───── Task input

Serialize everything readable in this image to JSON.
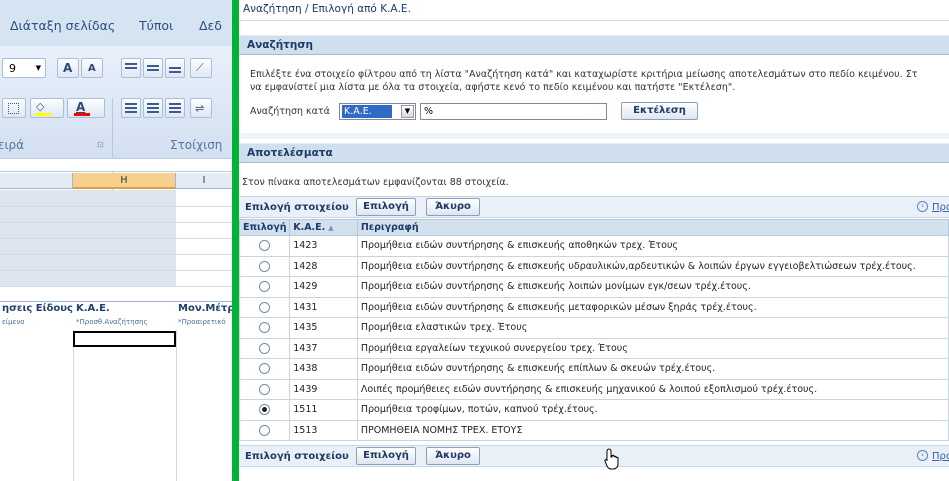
{
  "excel": {
    "tabs": [
      "Διάταξη σελίδας",
      "Τύποι",
      "Δεδ"
    ],
    "font_size": "9",
    "font_grow_label": "A",
    "font_shrink_label": "A",
    "font_color_label": "A",
    "group_font": "ειρά",
    "group_align": "Στοίχιση",
    "col_h": "H",
    "col_i": "I",
    "header_eidous": "ησεις Είδους",
    "header_kae": "Κ.Α.Ε.",
    "header_mon": "Μον.Μέτρ",
    "sub_eidous": "είμενο",
    "sub_kae": "*Προσθ.Αναζήτησης",
    "sub_mon": "*Προαιρετικό"
  },
  "popup": {
    "title": "Αναζήτηση / Επιλογή από Κ.Α.Ε.",
    "search": {
      "header": "Αναζήτηση",
      "instruction_line1": "Επιλέξτε ένα στοιχείο φίλτρου από τη λίστα \"Αναζήτηση κατά\" και καταχωρίστε κριτήρια μείωσης αποτελεσμάτων στο πεδίο κειμένου. Στ",
      "instruction_line2": "να εμφανίστεί μια λίστα με όλα τα στοιχεία, αφήστε κενό το πεδίο κειμένου και πατήστε \"Εκτέλεση\".",
      "search_by_label": "Αναζήτηση κατά",
      "search_by_value": "Κ.Α.Ε.",
      "input_value": "%",
      "go_button": "Εκτέλεση"
    },
    "results": {
      "header": "Αποτελέσματα",
      "count_text": "Στον πίνακα αποτελεσμάτων εμφανίζονται 88 στοιχεία.",
      "select_label": "Επιλογή στοιχείου",
      "select_button": "Επιλογή",
      "cancel_button": "Άκυρο",
      "prev_link": "Προ",
      "columns": [
        "Επιλογή",
        "Κ.Α.Ε.",
        "Περιγραφή"
      ],
      "rows": [
        {
          "code": "1423",
          "desc": "Προμήθεια ειδών συντήρησης & επισκευής αποθηκών τρεχ. Έτους",
          "selected": false
        },
        {
          "code": "1428",
          "desc": "Προμήθεια ειδών συντήρησης & επισκευής υδραυλικών,αρδευτικών & λοιπών έργων εγγειοβελτιώσεων τρέχ.έτους.",
          "selected": false
        },
        {
          "code": "1429",
          "desc": "Προμήθεια ειδών συντήρησης & επισκευής λοιπών μονίμων εγκ/σεων τρέχ.έτους.",
          "selected": false
        },
        {
          "code": "1431",
          "desc": "Προμήθεια ειδών συντήρησης & επισκευής μεταφορικών μέσων ξηράς τρέχ.έτους.",
          "selected": false
        },
        {
          "code": "1435",
          "desc": "Προμήθεια ελαστικών τρεχ. Έτους",
          "selected": false
        },
        {
          "code": "1437",
          "desc": "Προμήθεια εργαλείων τεχνικού συνεργείου τρεχ. Έτους",
          "selected": false
        },
        {
          "code": "1438",
          "desc": "Προμήθεια ειδών συντήρησης & επισκευής επίπλων & σκευών τρέχ.έτους.",
          "selected": false
        },
        {
          "code": "1439",
          "desc": "Λοιπές προμήθειες ειδών συντήρησης & επισκευής μηχανικού & λοιπού εξοπλισμού τρέχ.έτους.",
          "selected": false
        },
        {
          "code": "1511",
          "desc": "Προμήθεια τροφίμων, ποτών, καπνού τρέχ.έτους.",
          "selected": true
        },
        {
          "code": "1513",
          "desc": "ΠΡΟΜΗΘΕΙΑ ΝΟΜΗΣ ΤΡΕΧ. ΕΤΟΥΣ",
          "selected": false
        }
      ]
    }
  },
  "colors": {
    "accent_green": "#00b336",
    "header_bg": "#cfdfee",
    "selection_blue": "#316ac5"
  }
}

──────────

Exercise brief: Leave out the pictures and repeat everything else in the records exactly.

Exercise result:
Serialize everything readable in this image to JSON.
{
  "excel": {
    "tabs": [
      "Διάταξη σελίδας",
      "Τύποι",
      "Δεδ"
    ],
    "font_size": "9",
    "font_grow_label": "A",
    "font_shrink_label": "A",
    "font_color_label": "A",
    "group_font": "ειρά",
    "group_align": "Στοίχιση",
    "col_h": "H",
    "col_i": "I",
    "header_eidous": "ησεις Είδους",
    "header_kae": "Κ.Α.Ε.",
    "header_mon": "Μον.Μέτρ",
    "sub_eidous": "είμενο",
    "sub_kae": "*Προσθ.Αναζήτησης",
    "sub_mon": "*Προαιρετικό"
  },
  "popup": {
    "title": "Αναζήτηση / Επιλογή από Κ.Α.Ε.",
    "search": {
      "header": "Αναζήτηση",
      "instruction_line1": "Επιλέξτε ένα στοιχείο φίλτρου από τη λίστα \"Αναζήτηση κατά\" και καταχωρίστε κριτήρια μείωσης αποτελεσμάτων στο πεδίο κειμένου. Στ",
      "instruction_line2": "να εμφανίστεί μια λίστα με όλα τα στοιχεία, αφήστε κενό το πεδίο κειμένου και πατήστε \"Εκτέλεση\".",
      "search_by_label": "Αναζήτηση κατά",
      "search_by_value": "Κ.Α.Ε.",
      "input_value": "%",
      "go_button": "Εκτέλεση"
    },
    "results": {
      "header": "Αποτελέσματα",
      "count_text": "Στον πίνακα αποτελεσμάτων εμφανίζονται 88 στοιχεία.",
      "select_label": "Επιλογή στοιχείου",
      "select_button": "Επιλογή",
      "cancel_button": "Άκυρο",
      "prev_link": "Προ",
      "columns": [
        "Επιλογή",
        "Κ.Α.Ε.",
        "Περιγραφή"
      ],
      "rows": [
        {
          "code": "1423",
          "desc": "Προμήθεια ειδών συντήρησης & επισκευής αποθηκών τρεχ. Έτους",
          "selected": false
        },
        {
          "code": "1428",
          "desc": "Προμήθεια ειδών συντήρησης & επισκευής υδραυλικών,αρδευτικών & λοιπών έργων εγγειοβελτιώσεων τρέχ.έτους.",
          "selected": false
        },
        {
          "code": "1429",
          "desc": "Προμήθεια ειδών συντήρησης & επισκευής λοιπών μονίμων εγκ/σεων τρέχ.έτους.",
          "selected": false
        },
        {
          "code": "1431",
          "desc": "Προμήθεια ειδών συντήρησης & επισκευής μεταφορικών μέσων ξηράς τρέχ.έτους.",
          "selected": false
        },
        {
          "code": "1435",
          "desc": "Προμήθεια ελαστικών τρεχ. Έτους",
          "selected": false
        },
        {
          "code": "1437",
          "desc": "Προμήθεια εργαλείων τεχνικού συνεργείου τρεχ. Έτους",
          "selected": false
        },
        {
          "code": "1438",
          "desc": "Προμήθεια ειδών συντήρησης & επισκευής επίπλων & σκευών τρέχ.έτους.",
          "selected": false
        },
        {
          "code": "1439",
          "desc": "Λοιπές προμήθειες ειδών συντήρησης & επισκευής μηχανικού & λοιπού εξοπλισμού τρέχ.έτους.",
          "selected": false
        },
        {
          "code": "1511",
          "desc": "Προμήθεια τροφίμων, ποτών, καπνού τρέχ.έτους.",
          "selected": true
        },
        {
          "code": "1513",
          "desc": "ΠΡΟΜΗΘΕΙΑ ΝΟΜΗΣ ΤΡΕΧ. ΕΤΟΥΣ",
          "selected": false
        }
      ]
    }
  },
  "colors": {
    "accent_green": "#00b336",
    "header_bg": "#cfdfee",
    "selection_blue": "#316ac5"
  }
}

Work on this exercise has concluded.